Directions
Filter the records for lines holding the string "欧姆定律".

Dataset items
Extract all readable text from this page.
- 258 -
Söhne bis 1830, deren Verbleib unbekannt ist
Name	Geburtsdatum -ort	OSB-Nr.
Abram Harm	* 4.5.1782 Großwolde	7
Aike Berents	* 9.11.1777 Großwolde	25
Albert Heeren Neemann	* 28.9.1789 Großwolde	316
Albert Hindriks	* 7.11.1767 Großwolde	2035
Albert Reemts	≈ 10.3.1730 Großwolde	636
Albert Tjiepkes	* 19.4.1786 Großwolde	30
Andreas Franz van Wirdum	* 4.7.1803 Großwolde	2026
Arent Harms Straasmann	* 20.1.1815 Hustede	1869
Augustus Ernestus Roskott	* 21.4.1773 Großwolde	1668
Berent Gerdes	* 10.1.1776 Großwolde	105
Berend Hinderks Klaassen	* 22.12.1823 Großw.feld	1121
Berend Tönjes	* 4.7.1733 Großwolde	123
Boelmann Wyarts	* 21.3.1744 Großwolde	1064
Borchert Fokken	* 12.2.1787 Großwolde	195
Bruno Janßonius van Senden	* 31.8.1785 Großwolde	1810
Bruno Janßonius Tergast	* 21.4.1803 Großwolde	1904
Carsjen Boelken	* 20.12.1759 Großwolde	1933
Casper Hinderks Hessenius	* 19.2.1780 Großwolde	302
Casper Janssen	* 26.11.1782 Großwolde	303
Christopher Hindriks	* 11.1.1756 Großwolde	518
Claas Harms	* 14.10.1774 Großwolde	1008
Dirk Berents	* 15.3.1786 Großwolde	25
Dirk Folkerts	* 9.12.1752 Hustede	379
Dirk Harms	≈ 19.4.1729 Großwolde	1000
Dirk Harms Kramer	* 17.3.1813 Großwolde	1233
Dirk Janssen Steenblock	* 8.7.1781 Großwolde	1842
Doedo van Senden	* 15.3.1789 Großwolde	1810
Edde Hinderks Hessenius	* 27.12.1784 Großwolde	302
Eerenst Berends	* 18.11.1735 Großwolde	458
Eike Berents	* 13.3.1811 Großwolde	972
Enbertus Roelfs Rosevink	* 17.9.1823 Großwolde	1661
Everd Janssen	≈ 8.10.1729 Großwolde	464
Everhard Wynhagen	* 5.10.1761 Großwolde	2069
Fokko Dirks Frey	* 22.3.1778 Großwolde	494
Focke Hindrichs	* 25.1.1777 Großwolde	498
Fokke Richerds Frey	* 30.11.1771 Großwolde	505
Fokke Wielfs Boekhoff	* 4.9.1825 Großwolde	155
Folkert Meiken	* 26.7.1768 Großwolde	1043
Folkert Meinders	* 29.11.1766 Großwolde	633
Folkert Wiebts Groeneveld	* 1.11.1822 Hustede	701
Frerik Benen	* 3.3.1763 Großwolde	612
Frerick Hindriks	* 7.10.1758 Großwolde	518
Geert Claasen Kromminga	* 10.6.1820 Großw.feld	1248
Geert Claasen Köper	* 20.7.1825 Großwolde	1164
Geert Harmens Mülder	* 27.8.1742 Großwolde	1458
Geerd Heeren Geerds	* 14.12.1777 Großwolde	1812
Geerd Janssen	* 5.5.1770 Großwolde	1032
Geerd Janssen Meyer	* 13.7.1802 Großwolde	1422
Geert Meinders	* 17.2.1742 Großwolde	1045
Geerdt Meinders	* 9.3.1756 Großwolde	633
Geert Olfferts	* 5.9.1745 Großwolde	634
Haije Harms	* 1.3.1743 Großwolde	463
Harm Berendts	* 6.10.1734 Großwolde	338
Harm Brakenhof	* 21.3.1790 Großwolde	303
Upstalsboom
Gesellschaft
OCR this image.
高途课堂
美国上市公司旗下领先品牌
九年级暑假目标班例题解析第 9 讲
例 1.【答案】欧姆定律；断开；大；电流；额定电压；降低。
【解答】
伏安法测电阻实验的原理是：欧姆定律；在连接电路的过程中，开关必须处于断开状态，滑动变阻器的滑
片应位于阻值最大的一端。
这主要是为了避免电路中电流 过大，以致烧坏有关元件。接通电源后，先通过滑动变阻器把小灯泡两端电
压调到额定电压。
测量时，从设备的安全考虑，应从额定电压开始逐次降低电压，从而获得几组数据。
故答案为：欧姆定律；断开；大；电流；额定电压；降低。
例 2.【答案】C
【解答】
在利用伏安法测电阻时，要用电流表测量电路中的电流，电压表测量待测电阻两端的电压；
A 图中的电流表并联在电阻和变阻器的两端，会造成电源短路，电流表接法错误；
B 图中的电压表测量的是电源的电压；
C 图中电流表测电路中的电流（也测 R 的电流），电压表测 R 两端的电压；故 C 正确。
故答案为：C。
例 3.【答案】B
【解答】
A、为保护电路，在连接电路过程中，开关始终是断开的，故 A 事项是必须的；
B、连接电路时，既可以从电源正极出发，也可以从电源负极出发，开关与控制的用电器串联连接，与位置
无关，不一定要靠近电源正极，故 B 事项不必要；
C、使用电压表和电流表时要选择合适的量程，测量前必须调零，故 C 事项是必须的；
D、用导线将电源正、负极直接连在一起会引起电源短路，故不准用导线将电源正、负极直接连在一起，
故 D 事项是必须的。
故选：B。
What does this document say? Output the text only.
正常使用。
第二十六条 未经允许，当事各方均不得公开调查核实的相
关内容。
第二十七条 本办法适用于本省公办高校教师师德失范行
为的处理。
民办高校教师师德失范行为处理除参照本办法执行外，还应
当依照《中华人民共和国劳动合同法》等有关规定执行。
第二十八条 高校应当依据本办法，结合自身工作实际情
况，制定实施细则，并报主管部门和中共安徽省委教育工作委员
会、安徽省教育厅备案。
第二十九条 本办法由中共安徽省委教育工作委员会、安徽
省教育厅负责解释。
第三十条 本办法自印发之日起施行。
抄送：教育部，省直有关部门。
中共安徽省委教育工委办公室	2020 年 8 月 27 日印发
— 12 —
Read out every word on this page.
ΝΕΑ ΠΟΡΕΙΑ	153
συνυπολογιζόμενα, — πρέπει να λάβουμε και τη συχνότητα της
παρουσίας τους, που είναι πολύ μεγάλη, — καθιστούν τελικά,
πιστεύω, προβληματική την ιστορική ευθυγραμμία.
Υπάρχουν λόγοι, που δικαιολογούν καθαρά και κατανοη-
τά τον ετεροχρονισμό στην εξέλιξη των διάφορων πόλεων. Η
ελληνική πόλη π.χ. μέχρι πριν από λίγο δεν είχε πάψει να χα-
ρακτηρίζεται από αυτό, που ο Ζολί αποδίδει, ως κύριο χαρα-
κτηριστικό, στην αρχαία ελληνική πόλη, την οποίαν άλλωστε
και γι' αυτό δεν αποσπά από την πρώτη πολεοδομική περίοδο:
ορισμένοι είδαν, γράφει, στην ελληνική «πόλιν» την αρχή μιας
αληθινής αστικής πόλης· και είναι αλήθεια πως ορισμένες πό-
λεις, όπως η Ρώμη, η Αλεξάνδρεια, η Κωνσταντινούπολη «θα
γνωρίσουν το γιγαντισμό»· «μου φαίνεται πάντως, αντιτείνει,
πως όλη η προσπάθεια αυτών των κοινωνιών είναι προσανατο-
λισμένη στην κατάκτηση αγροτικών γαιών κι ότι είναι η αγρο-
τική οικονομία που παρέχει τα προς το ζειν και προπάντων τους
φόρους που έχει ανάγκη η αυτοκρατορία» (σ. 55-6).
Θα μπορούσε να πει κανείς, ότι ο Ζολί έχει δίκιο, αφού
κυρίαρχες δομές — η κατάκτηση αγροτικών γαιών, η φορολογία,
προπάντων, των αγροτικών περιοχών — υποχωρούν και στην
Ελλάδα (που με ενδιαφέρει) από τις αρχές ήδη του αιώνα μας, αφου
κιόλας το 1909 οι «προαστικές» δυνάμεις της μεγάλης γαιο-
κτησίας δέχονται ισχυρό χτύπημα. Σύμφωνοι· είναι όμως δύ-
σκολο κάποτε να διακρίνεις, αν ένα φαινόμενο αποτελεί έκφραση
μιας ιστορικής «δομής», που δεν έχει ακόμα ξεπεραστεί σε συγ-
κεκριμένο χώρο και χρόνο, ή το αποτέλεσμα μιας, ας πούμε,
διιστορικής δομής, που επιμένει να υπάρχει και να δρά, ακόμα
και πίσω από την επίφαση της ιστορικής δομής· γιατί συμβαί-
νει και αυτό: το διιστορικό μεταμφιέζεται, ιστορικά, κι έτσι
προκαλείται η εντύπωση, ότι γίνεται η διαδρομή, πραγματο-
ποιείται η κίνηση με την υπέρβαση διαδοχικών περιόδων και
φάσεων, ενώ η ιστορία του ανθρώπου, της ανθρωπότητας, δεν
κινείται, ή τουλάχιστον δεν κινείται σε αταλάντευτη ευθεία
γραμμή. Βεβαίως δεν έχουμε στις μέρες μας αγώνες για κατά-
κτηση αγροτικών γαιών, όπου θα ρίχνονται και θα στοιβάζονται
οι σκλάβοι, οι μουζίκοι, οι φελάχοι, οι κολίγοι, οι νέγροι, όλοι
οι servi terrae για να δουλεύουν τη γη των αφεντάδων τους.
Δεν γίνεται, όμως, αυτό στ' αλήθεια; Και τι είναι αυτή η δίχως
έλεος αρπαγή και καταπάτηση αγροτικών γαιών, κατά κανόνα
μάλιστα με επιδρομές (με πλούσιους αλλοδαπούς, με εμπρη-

Complete output
例 1.【答案】欧姆定律；断开；大；电流；额定电压；降低。
伏安法测电阻实验的原理是：欧姆定律；在连接电路的过程中，开关必须处于断开状态，滑动变阻器的滑
故答案为：欧姆定律；断开；大；电流；额定电压；降低。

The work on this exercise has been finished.